[Stored data]
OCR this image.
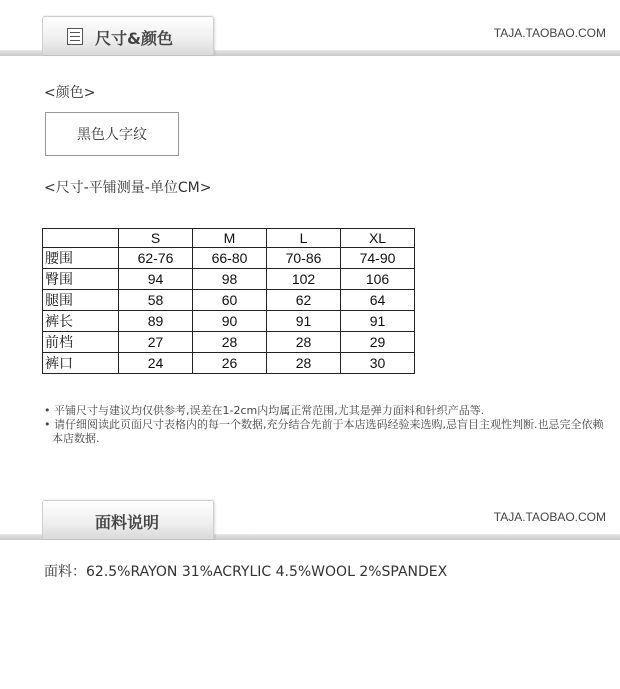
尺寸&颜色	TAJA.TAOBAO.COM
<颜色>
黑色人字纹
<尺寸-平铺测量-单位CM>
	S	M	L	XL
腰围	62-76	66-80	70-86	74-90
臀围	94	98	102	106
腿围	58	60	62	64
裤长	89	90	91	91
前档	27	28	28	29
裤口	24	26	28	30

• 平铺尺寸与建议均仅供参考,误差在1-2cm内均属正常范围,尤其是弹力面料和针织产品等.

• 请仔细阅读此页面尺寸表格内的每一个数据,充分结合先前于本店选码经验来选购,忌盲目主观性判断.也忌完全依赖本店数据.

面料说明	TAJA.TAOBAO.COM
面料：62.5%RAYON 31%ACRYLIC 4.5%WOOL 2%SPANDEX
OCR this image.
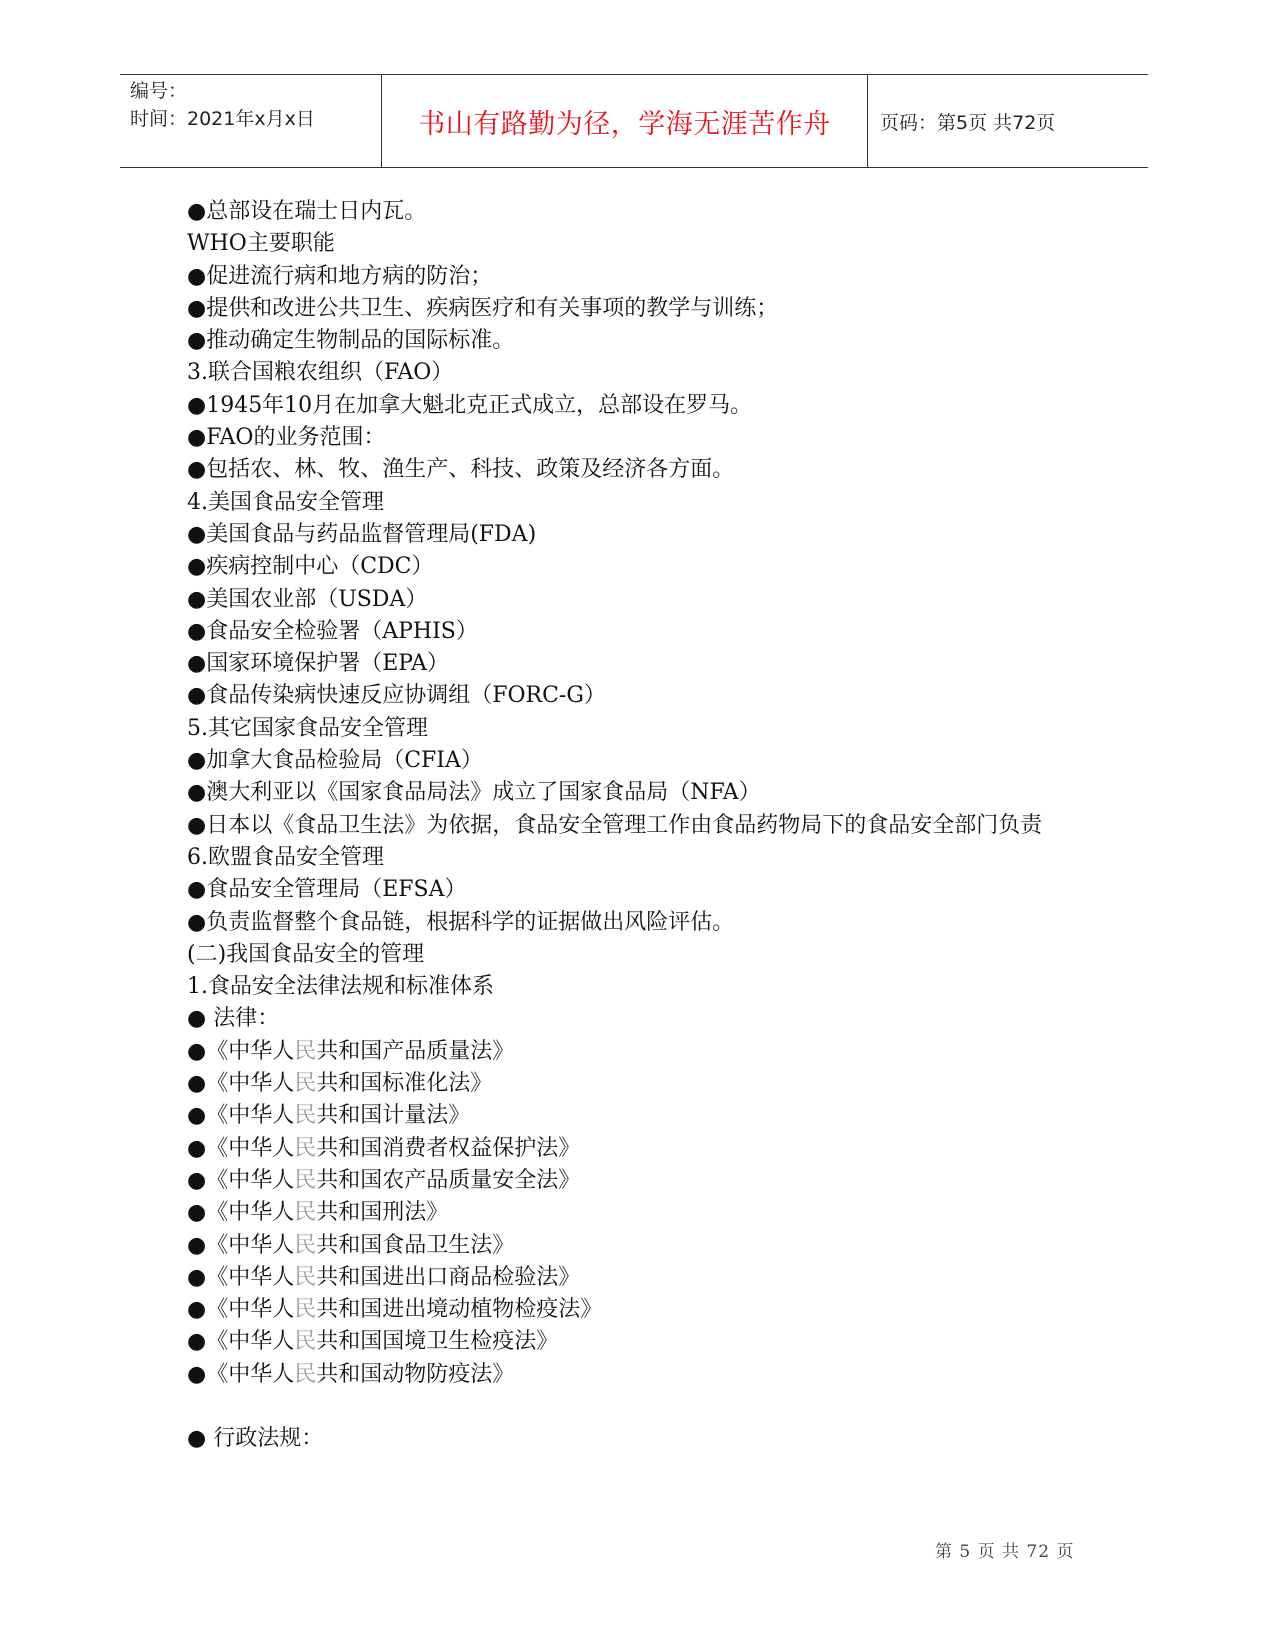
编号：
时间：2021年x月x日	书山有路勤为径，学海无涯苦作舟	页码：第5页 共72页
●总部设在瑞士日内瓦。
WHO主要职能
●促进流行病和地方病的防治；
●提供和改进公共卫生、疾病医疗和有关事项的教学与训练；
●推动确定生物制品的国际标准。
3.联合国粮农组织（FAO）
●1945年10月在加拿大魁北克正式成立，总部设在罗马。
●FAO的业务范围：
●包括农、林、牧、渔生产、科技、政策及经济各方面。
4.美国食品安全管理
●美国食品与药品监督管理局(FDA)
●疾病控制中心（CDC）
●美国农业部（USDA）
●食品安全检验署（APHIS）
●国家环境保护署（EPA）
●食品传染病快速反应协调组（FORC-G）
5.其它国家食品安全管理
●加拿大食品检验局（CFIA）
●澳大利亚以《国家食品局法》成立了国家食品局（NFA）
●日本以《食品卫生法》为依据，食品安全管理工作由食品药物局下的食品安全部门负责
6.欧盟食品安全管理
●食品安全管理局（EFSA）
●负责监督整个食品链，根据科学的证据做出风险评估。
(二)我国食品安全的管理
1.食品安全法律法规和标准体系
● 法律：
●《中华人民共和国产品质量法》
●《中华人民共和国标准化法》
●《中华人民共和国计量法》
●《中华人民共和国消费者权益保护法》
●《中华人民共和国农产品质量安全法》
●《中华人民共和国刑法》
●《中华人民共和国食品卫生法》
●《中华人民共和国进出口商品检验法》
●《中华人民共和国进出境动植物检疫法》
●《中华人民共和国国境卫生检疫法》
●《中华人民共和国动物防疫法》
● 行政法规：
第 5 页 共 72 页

...

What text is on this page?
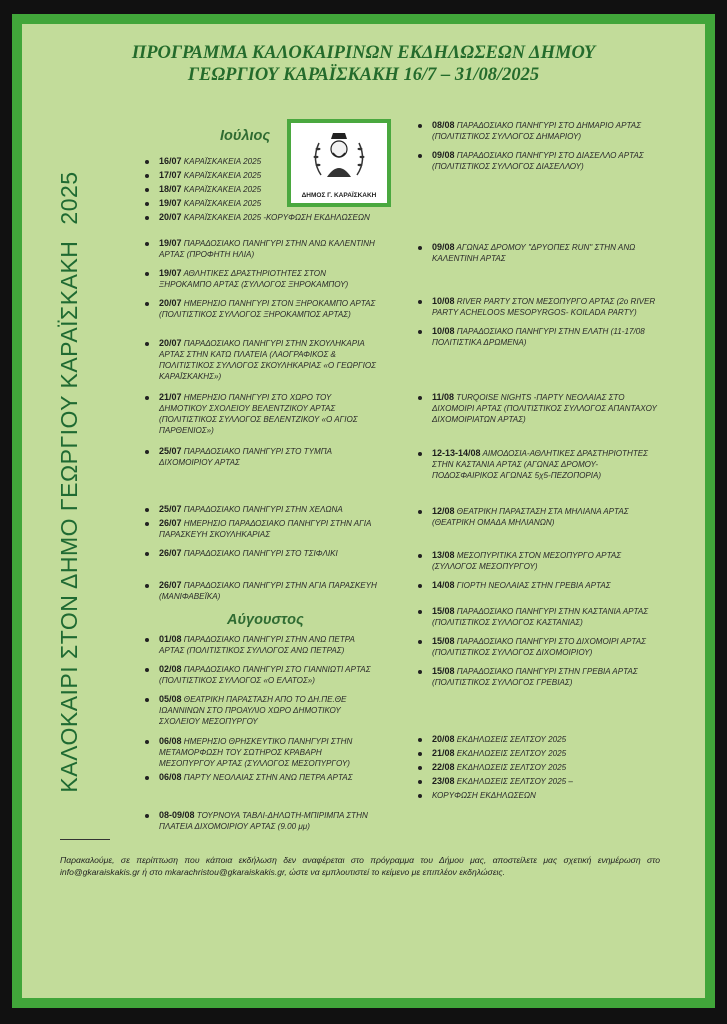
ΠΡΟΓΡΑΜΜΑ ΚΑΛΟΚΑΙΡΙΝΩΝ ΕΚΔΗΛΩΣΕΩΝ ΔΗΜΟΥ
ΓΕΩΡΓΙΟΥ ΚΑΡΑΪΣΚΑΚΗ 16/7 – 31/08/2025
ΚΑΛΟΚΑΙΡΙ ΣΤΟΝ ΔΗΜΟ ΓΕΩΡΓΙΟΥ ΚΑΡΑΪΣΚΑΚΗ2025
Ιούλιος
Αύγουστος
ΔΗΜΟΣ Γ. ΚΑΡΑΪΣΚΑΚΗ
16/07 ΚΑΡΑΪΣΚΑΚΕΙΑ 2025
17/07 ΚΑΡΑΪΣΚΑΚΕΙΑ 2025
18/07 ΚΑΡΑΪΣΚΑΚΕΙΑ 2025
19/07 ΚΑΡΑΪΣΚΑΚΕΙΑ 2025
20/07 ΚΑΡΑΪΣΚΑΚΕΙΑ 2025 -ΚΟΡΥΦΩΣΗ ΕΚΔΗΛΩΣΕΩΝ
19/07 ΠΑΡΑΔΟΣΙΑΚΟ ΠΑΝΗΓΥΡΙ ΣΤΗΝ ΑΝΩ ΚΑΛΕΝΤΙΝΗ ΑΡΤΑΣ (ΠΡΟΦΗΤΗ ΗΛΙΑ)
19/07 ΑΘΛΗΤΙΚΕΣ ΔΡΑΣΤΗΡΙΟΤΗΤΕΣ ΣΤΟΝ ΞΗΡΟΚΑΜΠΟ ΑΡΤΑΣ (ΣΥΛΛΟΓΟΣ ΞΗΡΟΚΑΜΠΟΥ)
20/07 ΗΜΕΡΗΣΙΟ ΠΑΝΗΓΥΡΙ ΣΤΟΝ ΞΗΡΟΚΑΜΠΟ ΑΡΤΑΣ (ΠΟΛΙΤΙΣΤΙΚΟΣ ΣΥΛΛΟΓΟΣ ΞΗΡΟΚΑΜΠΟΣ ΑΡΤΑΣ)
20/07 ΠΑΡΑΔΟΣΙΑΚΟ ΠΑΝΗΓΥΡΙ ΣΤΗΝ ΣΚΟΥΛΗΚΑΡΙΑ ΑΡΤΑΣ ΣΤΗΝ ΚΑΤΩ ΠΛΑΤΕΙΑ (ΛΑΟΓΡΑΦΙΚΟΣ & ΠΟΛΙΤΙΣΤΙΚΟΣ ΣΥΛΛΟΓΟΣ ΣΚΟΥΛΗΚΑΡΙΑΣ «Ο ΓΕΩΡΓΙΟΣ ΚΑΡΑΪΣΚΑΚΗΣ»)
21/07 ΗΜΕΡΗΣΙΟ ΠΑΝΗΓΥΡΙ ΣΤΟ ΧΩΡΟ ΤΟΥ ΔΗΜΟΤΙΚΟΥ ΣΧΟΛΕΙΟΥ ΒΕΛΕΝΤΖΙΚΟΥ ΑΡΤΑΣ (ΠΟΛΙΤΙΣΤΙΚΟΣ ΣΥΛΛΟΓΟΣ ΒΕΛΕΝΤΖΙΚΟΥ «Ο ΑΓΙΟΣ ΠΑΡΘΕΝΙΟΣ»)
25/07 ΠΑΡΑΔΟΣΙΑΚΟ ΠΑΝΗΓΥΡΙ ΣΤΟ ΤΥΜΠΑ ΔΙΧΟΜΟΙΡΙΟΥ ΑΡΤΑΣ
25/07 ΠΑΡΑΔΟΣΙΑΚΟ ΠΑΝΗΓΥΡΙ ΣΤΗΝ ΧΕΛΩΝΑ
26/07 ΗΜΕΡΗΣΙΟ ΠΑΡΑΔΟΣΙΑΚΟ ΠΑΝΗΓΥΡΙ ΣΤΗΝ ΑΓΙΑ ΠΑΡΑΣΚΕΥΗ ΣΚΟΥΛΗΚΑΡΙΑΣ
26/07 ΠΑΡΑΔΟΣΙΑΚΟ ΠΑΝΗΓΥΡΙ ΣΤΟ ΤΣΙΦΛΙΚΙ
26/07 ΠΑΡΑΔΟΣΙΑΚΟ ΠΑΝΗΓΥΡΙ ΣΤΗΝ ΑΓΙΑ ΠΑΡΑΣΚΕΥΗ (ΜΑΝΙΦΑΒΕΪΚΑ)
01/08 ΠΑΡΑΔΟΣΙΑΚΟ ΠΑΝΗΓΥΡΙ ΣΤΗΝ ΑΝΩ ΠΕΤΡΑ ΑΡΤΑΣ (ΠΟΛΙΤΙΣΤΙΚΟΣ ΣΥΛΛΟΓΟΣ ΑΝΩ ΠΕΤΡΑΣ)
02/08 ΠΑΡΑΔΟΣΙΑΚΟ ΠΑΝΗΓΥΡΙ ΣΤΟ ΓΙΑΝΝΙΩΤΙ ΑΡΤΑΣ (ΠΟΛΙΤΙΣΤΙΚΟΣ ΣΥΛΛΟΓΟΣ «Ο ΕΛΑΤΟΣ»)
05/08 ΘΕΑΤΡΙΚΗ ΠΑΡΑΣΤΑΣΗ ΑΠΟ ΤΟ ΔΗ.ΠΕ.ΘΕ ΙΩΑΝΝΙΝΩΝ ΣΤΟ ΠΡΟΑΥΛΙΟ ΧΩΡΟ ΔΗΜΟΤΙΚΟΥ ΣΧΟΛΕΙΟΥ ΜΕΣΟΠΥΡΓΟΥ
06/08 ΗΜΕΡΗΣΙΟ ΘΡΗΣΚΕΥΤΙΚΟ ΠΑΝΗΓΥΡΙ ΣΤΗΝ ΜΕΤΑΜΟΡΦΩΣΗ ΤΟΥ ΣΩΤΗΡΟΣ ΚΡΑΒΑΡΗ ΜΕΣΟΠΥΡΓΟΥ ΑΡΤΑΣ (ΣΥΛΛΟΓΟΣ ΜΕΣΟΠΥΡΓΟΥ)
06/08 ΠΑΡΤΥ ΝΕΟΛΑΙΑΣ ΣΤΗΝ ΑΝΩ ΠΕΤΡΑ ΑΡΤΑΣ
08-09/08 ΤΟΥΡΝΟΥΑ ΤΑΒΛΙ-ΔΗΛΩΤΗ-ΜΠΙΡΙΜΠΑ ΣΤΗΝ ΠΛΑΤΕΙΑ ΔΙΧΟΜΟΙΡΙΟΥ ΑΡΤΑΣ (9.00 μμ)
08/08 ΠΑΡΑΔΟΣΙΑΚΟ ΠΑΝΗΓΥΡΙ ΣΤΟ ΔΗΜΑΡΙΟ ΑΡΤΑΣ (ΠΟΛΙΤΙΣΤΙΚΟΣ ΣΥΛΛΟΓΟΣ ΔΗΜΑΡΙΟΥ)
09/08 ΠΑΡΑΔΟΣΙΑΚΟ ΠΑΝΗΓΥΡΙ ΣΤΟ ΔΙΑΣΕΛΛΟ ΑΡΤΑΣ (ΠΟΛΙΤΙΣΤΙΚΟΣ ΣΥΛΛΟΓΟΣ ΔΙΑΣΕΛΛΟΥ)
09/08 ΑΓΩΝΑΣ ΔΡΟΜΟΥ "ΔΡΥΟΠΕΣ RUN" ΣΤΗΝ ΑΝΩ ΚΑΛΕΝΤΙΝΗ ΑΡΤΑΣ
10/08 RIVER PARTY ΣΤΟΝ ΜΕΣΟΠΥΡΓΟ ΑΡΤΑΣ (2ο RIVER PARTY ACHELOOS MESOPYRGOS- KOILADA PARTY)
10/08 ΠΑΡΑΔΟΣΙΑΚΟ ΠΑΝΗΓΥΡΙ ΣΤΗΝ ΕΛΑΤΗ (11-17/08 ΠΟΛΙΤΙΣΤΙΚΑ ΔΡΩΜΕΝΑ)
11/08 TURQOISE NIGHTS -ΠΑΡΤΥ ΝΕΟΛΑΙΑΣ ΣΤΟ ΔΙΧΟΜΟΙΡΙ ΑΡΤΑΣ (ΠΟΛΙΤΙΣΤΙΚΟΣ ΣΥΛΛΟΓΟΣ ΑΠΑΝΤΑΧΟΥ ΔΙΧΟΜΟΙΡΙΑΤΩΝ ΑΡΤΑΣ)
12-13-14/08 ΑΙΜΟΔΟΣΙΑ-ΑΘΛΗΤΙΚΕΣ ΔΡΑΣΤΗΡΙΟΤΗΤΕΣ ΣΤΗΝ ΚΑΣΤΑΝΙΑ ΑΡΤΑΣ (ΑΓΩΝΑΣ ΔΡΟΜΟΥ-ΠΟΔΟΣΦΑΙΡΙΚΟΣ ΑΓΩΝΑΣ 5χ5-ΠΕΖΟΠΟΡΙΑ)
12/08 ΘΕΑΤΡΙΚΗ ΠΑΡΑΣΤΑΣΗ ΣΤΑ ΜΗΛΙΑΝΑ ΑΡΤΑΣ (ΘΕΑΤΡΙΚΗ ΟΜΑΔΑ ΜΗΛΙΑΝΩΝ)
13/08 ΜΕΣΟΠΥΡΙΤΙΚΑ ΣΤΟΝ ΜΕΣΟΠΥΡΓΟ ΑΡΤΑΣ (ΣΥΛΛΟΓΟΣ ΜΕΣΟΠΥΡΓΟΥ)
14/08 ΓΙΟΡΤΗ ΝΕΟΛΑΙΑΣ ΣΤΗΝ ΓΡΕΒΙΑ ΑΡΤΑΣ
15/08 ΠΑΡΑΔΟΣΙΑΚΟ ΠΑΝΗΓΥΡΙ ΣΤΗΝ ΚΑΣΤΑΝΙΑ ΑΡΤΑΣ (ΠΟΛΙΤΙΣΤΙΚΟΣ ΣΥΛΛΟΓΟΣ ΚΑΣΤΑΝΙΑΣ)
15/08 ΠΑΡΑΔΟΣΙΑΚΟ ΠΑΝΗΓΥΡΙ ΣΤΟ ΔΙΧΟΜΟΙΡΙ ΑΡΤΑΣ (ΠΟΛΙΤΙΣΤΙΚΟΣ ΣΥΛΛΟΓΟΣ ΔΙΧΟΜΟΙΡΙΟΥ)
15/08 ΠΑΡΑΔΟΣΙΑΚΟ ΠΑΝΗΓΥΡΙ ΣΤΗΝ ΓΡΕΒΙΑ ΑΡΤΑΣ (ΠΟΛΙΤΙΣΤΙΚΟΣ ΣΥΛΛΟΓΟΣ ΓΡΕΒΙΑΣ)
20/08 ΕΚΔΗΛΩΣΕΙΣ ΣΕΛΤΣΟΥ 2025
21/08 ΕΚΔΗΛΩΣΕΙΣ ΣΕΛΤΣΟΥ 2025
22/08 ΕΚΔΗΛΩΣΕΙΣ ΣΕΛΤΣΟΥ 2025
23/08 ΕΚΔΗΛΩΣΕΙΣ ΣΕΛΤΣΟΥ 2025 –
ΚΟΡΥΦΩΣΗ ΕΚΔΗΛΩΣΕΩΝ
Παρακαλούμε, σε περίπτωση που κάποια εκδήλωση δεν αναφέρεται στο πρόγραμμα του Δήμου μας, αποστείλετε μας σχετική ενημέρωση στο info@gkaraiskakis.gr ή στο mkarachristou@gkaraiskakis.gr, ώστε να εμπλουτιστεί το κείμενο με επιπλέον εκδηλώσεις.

■ **Set exercise**
Count the lines that hold the string "ΕΚΔΗΛΩΣΕΩΝ" and state that number alone.

■ **Solution to this task**
3